--- Exercise goal ---
Keep the pictures out of the copy and repeat the records exactly.

--- Exercise input ---
········

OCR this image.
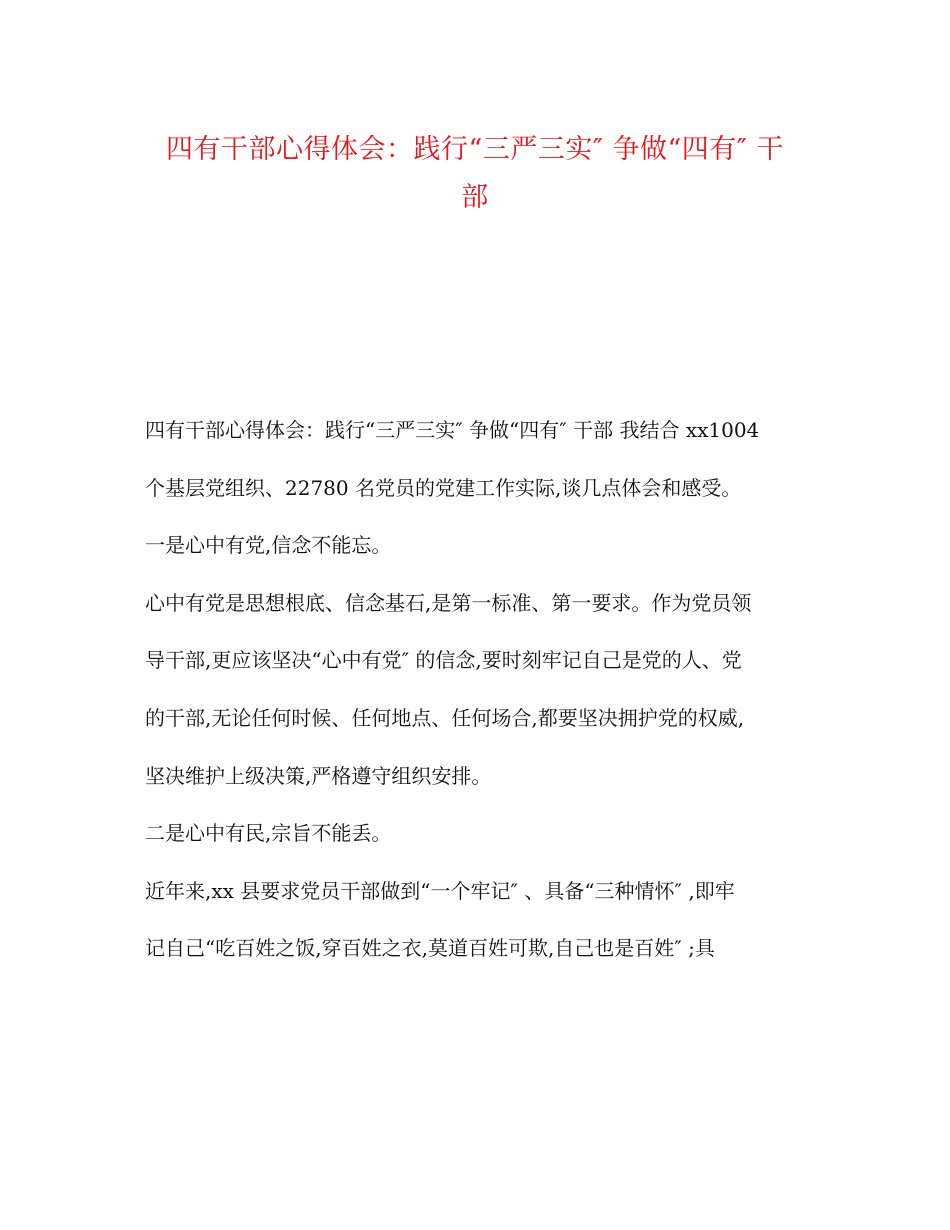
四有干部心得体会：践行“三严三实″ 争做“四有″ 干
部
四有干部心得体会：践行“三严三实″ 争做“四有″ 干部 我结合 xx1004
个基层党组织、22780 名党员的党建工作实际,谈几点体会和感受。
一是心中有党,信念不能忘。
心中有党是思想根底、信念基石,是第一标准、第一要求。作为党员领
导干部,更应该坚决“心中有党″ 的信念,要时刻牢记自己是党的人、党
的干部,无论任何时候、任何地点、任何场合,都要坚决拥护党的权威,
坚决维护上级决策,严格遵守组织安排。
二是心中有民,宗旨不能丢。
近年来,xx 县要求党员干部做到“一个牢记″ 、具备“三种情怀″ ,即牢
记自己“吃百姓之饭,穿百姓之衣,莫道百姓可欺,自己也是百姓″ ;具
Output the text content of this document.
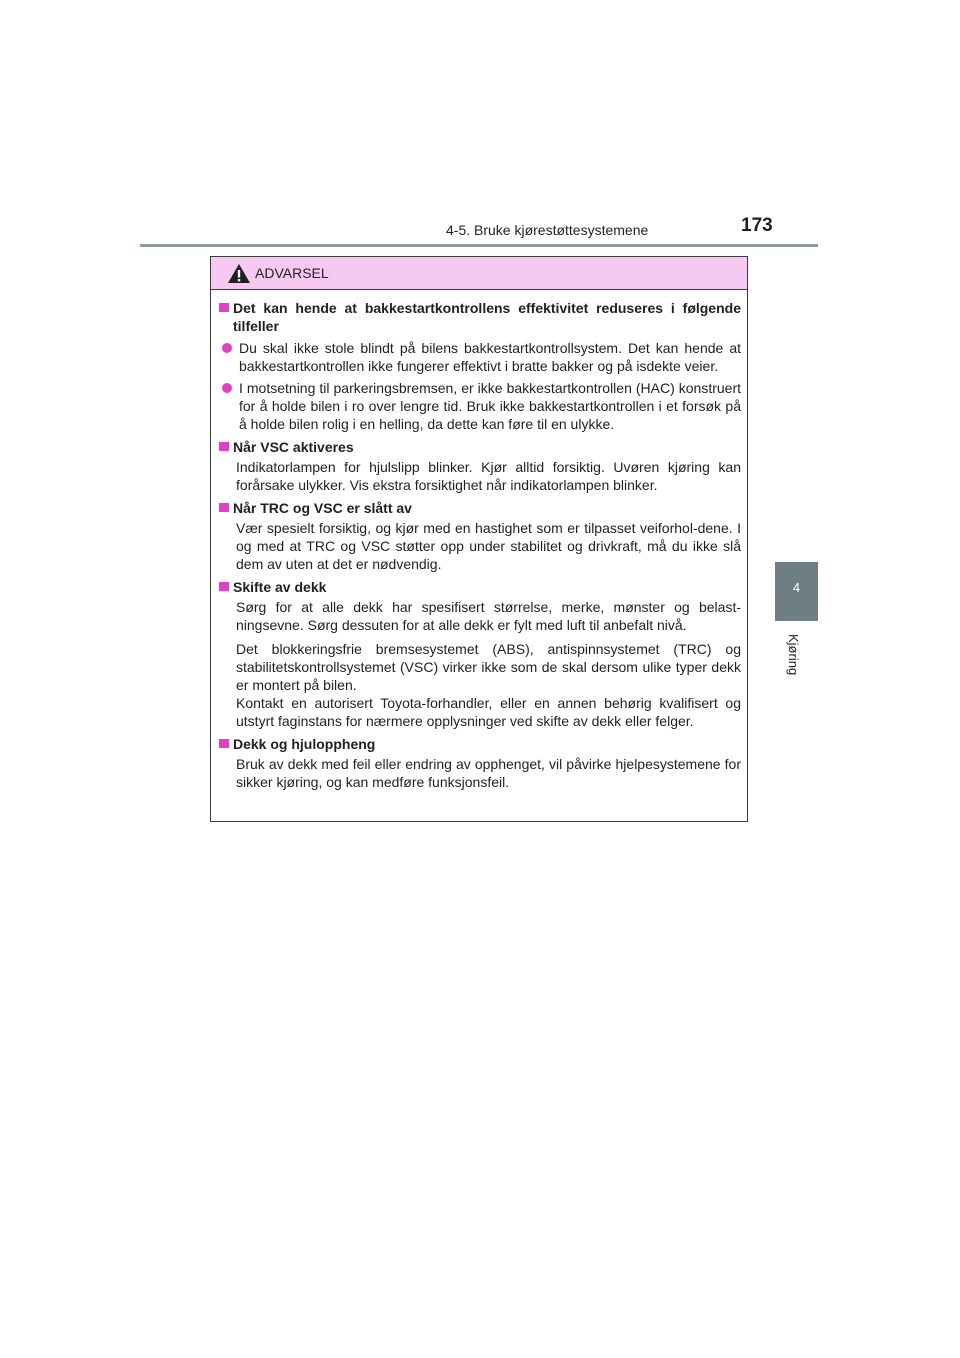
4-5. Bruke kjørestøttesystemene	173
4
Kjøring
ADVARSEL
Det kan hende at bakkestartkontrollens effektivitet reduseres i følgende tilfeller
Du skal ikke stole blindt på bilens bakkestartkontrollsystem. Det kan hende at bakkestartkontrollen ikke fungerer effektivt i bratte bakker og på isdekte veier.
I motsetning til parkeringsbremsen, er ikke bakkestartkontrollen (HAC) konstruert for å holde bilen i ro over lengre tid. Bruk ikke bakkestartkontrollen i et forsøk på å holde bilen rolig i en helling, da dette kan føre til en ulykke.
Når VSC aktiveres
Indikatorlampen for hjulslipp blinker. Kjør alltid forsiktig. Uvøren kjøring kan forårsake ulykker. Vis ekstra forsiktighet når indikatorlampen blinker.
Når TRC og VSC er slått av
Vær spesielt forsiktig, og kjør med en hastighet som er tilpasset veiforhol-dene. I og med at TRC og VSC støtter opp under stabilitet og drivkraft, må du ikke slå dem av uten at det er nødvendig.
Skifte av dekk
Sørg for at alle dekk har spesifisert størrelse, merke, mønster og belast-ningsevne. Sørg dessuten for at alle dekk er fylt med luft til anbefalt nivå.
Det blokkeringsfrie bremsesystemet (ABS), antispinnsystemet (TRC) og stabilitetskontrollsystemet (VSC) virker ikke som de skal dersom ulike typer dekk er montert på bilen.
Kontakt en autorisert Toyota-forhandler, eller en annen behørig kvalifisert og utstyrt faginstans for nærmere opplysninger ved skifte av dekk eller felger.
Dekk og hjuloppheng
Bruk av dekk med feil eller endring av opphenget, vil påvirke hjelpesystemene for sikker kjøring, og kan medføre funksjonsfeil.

········

--- Correct answer ---
OCR this image.
四有干部心得体会：践行“三严三实″ 争做“四有″ 干
部
四有干部心得体会：践行“三严三实″ 争做“四有″ 干部 我结合 xx1004
个基层党组织、22780 名党员的党建工作实际,谈几点体会和感受。
一是心中有党,信念不能忘。
心中有党是思想根底、信念基石,是第一标准、第一要求。作为党员领
导干部,更应该坚决“心中有党″ 的信念,要时刻牢记自己是党的人、党
的干部,无论任何时候、任何地点、任何场合,都要坚决拥护党的权威,
坚决维护上级决策,严格遵守组织安排。
二是心中有民,宗旨不能丢。
近年来,xx 县要求党员干部做到“一个牢记″ 、具备“三种情怀″ ,即牢
记自己“吃百姓之饭,穿百姓之衣,莫道百姓可欺,自己也是百姓″ ;具
Output the text content of this document.
4-5. Bruke kjørestøttesystemene	173
4
Kjøring
ADVARSEL
Det kan hende at bakkestartkontrollens effektivitet reduseres i følgende tilfeller
Du skal ikke stole blindt på bilens bakkestartkontrollsystem. Det kan hende at bakkestartkontrollen ikke fungerer effektivt i bratte bakker og på isdekte veier.
I motsetning til parkeringsbremsen, er ikke bakkestartkontrollen (HAC) konstruert for å holde bilen i ro over lengre tid. Bruk ikke bakkestartkontrollen i et forsøk på å holde bilen rolig i en helling, da dette kan føre til en ulykke.
Når VSC aktiveres
Indikatorlampen for hjulslipp blinker. Kjør alltid forsiktig. Uvøren kjøring kan forårsake ulykker. Vis ekstra forsiktighet når indikatorlampen blinker.
Når TRC og VSC er slått av
Vær spesielt forsiktig, og kjør med en hastighet som er tilpasset veiforhol-dene. I og med at TRC og VSC støtter opp under stabilitet og drivkraft, må du ikke slå dem av uten at det er nødvendig.
Skifte av dekk
Sørg for at alle dekk har spesifisert størrelse, merke, mønster og belast-ningsevne. Sørg dessuten for at alle dekk er fylt med luft til anbefalt nivå.
Det blokkeringsfrie bremsesystemet (ABS), antispinnsystemet (TRC) og stabilitetskontrollsystemet (VSC) virker ikke som de skal dersom ulike typer dekk er montert på bilen.
Kontakt en autorisert Toyota-forhandler, eller en annen behørig kvalifisert og utstyrt faginstans for nærmere opplysninger ved skifte av dekk eller felger.
Dekk og hjuloppheng
Bruk av dekk med feil eller endring av opphenget, vil påvirke hjelpesystemene for sikker kjøring, og kan medføre funksjonsfeil.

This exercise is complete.